Stated goal
In the data below, find every line that has the string "Strain", and copy it.

Source material
-=-=-=-=-
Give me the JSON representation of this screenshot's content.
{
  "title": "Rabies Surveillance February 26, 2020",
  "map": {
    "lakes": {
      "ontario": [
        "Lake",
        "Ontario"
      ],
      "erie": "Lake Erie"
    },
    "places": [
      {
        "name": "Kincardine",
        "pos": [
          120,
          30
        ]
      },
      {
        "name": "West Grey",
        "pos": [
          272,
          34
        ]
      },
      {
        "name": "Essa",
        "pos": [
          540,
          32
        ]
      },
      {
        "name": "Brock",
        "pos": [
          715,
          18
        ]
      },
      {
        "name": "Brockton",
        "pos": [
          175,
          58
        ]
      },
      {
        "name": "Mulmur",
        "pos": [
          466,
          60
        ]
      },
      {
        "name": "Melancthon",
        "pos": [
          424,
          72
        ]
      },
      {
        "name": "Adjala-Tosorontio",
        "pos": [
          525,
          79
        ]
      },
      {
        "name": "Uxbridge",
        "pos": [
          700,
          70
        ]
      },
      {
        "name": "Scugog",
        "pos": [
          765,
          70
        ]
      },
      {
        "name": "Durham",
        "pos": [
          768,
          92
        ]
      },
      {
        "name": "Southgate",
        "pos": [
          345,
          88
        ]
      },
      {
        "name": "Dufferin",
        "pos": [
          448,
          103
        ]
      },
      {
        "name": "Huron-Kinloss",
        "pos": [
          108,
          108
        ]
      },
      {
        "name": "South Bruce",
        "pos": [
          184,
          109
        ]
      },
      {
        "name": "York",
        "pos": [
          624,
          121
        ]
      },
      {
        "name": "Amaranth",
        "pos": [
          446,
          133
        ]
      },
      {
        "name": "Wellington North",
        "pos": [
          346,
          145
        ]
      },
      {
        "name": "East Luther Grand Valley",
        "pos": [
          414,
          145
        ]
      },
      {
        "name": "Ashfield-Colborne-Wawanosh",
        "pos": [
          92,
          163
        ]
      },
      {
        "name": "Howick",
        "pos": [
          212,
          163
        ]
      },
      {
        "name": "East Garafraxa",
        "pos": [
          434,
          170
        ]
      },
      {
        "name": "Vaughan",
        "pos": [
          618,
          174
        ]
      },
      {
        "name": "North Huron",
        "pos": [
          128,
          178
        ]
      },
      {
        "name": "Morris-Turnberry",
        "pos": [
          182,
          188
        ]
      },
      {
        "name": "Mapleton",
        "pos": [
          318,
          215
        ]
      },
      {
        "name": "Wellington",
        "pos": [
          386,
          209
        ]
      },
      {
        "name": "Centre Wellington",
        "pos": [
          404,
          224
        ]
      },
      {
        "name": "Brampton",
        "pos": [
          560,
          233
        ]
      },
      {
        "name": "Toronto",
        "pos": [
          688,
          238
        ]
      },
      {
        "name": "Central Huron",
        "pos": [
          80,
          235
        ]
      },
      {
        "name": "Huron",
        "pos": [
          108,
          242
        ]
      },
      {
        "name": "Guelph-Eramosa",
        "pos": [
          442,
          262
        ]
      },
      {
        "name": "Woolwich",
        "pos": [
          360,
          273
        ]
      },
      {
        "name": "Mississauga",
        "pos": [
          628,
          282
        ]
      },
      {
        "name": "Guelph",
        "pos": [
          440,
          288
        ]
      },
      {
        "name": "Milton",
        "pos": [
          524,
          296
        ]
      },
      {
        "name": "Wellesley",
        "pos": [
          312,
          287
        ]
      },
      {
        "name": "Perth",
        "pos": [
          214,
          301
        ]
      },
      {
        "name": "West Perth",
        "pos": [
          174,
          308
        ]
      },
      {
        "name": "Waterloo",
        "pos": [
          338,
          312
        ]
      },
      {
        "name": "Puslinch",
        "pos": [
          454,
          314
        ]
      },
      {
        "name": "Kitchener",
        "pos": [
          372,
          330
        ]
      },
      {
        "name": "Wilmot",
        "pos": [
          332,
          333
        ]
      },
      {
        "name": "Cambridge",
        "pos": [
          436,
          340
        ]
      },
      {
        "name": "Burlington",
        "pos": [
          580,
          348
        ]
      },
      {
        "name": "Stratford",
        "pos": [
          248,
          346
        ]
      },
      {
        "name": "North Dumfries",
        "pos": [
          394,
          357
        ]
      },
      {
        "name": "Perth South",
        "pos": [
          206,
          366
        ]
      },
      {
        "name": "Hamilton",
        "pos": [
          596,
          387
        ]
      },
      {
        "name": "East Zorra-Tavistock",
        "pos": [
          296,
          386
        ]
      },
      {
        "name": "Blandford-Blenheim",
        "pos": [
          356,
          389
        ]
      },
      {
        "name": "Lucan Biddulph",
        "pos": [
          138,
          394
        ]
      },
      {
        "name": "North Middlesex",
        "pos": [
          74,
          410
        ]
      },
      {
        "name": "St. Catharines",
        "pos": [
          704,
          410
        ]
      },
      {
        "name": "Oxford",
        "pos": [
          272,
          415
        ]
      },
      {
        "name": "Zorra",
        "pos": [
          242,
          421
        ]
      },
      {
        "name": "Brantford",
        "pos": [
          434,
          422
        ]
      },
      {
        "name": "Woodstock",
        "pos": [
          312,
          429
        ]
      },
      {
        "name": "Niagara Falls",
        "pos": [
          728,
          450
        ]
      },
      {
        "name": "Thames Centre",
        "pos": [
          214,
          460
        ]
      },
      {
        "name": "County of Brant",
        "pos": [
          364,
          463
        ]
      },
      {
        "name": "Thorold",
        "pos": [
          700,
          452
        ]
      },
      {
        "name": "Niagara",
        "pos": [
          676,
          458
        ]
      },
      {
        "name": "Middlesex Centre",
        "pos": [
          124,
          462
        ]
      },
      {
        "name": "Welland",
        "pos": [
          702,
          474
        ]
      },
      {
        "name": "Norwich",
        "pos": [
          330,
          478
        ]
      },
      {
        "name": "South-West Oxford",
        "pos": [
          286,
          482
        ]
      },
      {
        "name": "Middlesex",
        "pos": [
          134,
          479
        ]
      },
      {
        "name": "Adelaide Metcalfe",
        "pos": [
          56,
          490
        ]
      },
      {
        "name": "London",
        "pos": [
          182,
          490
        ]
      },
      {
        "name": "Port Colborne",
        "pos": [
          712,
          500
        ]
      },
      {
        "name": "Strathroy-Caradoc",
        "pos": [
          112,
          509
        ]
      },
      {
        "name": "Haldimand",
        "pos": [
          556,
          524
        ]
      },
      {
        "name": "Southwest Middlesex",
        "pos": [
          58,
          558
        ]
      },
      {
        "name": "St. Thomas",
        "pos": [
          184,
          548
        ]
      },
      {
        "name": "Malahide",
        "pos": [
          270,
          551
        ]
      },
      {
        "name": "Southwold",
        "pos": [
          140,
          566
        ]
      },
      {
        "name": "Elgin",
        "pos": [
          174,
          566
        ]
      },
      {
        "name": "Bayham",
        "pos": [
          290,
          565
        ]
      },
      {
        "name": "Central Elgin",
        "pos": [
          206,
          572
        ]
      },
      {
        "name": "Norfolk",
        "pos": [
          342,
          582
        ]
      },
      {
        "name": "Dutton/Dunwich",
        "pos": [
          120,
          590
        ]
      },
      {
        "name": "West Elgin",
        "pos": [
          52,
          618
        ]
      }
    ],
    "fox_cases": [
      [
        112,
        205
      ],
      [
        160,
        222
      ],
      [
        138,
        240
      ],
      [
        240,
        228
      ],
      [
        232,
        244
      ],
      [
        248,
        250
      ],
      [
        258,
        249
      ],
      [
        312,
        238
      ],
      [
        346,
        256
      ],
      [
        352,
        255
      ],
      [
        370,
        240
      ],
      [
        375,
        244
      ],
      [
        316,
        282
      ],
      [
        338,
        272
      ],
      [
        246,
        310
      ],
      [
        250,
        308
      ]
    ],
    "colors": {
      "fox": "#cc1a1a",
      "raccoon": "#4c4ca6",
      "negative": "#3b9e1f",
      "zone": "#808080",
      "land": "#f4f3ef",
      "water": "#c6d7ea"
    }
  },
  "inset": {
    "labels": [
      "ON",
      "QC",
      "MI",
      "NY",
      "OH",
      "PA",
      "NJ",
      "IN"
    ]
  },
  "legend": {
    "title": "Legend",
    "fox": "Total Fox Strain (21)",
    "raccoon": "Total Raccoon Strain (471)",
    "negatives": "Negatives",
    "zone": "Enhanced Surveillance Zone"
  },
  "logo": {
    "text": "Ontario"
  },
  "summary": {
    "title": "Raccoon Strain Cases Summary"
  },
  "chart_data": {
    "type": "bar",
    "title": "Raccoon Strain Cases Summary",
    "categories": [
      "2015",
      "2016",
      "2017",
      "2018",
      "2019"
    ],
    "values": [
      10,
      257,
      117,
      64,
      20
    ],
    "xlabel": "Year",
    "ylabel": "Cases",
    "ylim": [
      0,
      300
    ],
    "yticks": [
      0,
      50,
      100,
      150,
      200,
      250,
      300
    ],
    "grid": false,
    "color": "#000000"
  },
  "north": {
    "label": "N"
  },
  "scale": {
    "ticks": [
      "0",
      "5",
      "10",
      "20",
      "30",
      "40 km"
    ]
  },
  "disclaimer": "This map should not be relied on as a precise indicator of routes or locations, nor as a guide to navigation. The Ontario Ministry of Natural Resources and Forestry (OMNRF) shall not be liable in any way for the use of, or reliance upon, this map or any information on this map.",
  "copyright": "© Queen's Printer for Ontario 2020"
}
-=-=-=-=-
The answer
    "fox": "Total Fox Strain (21)",
    "raccoon": "Total Raccoon Strain (471)",
    "title": "Raccoon Strain Cases Summary"
    "title": "Raccoon Strain Cases Summary",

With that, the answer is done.